### SET EXERCISE
Write out every entry word for word.

### PROVIDED DATA
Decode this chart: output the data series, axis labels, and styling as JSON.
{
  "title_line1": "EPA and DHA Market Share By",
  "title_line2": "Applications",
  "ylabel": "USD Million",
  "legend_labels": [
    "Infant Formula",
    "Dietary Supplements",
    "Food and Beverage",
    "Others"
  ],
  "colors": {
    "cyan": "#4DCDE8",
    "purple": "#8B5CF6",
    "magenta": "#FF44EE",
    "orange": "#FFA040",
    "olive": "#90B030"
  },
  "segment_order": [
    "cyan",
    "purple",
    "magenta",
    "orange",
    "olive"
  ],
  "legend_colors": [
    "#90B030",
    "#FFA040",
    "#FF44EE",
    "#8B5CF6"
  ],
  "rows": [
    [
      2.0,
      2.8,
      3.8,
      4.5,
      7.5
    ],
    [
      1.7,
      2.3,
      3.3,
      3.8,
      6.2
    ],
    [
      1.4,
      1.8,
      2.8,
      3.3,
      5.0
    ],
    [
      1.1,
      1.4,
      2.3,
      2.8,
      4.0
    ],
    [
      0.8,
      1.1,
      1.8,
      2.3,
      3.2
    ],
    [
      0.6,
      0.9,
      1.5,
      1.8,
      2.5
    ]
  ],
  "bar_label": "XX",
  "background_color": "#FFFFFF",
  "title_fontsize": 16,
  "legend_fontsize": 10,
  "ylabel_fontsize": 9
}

### RIGHT ANSWER
Decode this chart: output the data series, axis labels, and styling as JSON.
{
  "title_line1": "EPA and DHA Market Share By",
  "title_line2": "Applications",
  "ylabel": "USD Million",
  "legend_labels": [
    "Infant Formula",
    "Dietary Supplements",
    "Food and Beverage",
    "Others"
  ],
  "colors": {
    "cyan": "#4DCDE8",
    "purple": "#8B5CF6",
    "magenta": "#FF44EE",
    "orange": "#FFA040",
    "olive": "#90B030"
  },
  "segment_order": [
    "cyan",
    "purple",
    "magenta",
    "orange",
    "olive"
  ],
  "legend_colors": [
    "#90B030",
    "#FFA040",
    "#FF44EE",
    "#8B5CF6"
  ],
  "rows": [
    [
      2.0,
      2.8,
      3.8,
      4.5,
      7.5
    ],
    [
      1.7,
      2.3,
      3.3,
      3.8,
      6.2
    ],
    [
      1.4,
      1.8,
      2.8,
      3.3,
      5.0
    ],
    [
      1.1,
      1.4,
      2.3,
      2.8,
      4.0
    ],
    [
      0.8,
      1.1,
      1.8,
      2.3,
      3.2
    ],
    [
      0.6,
      0.9,
      1.5,
      1.8,
      2.5
    ]
  ],
  "bar_label": "XX",
  "background_color": "#FFFFFF",
  "title_fontsize": 16,
  "legend_fontsize": 10,
  "ylabel_fontsize": 9
}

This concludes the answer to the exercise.